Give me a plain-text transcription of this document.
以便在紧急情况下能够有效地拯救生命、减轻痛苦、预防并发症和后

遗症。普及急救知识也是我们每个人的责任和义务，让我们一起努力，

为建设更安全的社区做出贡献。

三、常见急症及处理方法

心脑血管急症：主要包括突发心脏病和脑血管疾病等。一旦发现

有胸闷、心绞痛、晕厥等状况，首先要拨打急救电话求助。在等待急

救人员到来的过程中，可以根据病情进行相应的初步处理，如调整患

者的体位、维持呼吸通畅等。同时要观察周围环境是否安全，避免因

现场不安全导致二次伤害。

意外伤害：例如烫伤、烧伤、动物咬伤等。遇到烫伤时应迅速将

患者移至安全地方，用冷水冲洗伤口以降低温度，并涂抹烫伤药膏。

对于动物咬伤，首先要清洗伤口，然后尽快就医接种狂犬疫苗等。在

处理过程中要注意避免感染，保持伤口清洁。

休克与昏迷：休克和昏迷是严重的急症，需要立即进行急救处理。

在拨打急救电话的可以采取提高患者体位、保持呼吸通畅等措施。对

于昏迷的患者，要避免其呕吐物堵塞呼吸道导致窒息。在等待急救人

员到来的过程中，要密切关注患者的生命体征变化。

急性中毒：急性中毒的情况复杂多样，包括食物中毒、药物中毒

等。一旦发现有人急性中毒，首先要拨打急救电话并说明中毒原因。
******
Output the records above in their entirety, exactly.

# [Expected answer]
Give me a plain-text transcription of this document.
以便在紧急情况下能够有效地拯救生命、减轻痛苦、预防并发症和后

遗症。普及急救知识也是我们每个人的责任和义务，让我们一起努力，

为建设更安全的社区做出贡献。

三、常见急症及处理方法

心脑血管急症：主要包括突发心脏病和脑血管疾病等。一旦发现

有胸闷、心绞痛、晕厥等状况，首先要拨打急救电话求助。在等待急

救人员到来的过程中，可以根据病情进行相应的初步处理，如调整患

者的体位、维持呼吸通畅等。同时要观察周围环境是否安全，避免因

现场不安全导致二次伤害。

意外伤害：例如烫伤、烧伤、动物咬伤等。遇到烫伤时应迅速将

患者移至安全地方，用冷水冲洗伤口以降低温度，并涂抹烫伤药膏。

对于动物咬伤，首先要清洗伤口，然后尽快就医接种狂犬疫苗等。在

处理过程中要注意避免感染，保持伤口清洁。

休克与昏迷：休克和昏迷是严重的急症，需要立即进行急救处理。

在拨打急救电话的可以采取提高患者体位、保持呼吸通畅等措施。对

于昏迷的患者，要避免其呕吐物堵塞呼吸道导致窒息。在等待急救人

员到来的过程中，要密切关注患者的生命体征变化。

急性中毒：急性中毒的情况复杂多样，包括食物中毒、药物中毒

等。一旦发现有人急性中毒，首先要拨打急救电话并说明中毒原因。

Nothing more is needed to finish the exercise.